Work required :: The records that follow must be reproduced in full, exactly as written.

Exercise inputs ::
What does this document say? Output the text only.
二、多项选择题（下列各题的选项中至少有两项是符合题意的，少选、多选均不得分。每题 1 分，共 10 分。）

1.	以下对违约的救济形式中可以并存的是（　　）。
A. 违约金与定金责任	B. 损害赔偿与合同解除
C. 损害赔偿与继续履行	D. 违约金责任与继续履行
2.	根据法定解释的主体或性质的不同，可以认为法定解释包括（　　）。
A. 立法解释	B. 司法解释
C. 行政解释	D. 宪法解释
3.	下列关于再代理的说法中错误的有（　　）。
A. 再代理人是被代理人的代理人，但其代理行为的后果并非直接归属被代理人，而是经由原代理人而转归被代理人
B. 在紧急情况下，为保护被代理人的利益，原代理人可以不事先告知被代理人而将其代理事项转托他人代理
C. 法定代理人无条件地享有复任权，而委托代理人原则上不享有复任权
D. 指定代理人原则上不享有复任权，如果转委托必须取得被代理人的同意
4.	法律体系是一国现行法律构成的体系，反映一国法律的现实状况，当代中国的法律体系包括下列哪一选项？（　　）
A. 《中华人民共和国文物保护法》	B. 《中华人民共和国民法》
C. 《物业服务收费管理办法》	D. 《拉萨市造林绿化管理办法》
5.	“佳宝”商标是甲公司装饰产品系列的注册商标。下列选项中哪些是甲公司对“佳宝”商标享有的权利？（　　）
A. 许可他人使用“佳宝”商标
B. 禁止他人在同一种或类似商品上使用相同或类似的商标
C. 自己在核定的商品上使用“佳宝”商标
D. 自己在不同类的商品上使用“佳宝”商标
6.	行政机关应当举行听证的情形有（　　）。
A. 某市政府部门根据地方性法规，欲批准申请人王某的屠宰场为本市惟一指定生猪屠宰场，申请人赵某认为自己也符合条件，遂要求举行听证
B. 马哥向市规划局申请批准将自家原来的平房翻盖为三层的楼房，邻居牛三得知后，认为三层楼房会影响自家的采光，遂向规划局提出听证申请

Answer to the problem ::
What does this document say? Output the text only.
二、多项选择题（下列各题的选项中至少有两项是符合题意的，少选、多选均不得分。每题 1 分，共 10 分。）

1.	以下对违约的救济形式中可以并存的是（　　）。
A. 违约金与定金责任	B. 损害赔偿与合同解除
C. 损害赔偿与继续履行	D. 违约金责任与继续履行
2.	根据法定解释的主体或性质的不同，可以认为法定解释包括（　　）。
A. 立法解释	B. 司法解释
C. 行政解释	D. 宪法解释
3.	下列关于再代理的说法中错误的有（　　）。
A. 再代理人是被代理人的代理人，但其代理行为的后果并非直接归属被代理人，而是经由原代理人而转归被代理人
B. 在紧急情况下，为保护被代理人的利益，原代理人可以不事先告知被代理人而将其代理事项转托他人代理
C. 法定代理人无条件地享有复任权，而委托代理人原则上不享有复任权
D. 指定代理人原则上不享有复任权，如果转委托必须取得被代理人的同意
4.	法律体系是一国现行法律构成的体系，反映一国法律的现实状况，当代中国的法律体系包括下列哪一选项？（　　）
A. 《中华人民共和国文物保护法》	B. 《中华人民共和国民法》
C. 《物业服务收费管理办法》	D. 《拉萨市造林绿化管理办法》
5.	“佳宝”商标是甲公司装饰产品系列的注册商标。下列选项中哪些是甲公司对“佳宝”商标享有的权利？（　　）
A. 许可他人使用“佳宝”商标
B. 禁止他人在同一种或类似商品上使用相同或类似的商标
C. 自己在核定的商品上使用“佳宝”商标
D. 自己在不同类的商品上使用“佳宝”商标
6.	行政机关应当举行听证的情形有（　　）。
A. 某市政府部门根据地方性法规，欲批准申请人王某的屠宰场为本市惟一指定生猪屠宰场，申请人赵某认为自己也符合条件，遂要求举行听证
B. 马哥向市规划局申请批准将自家原来的平房翻盖为三层的楼房，邻居牛三得知后，认为三层楼房会影响自家的采光，遂向规划局提出听证申请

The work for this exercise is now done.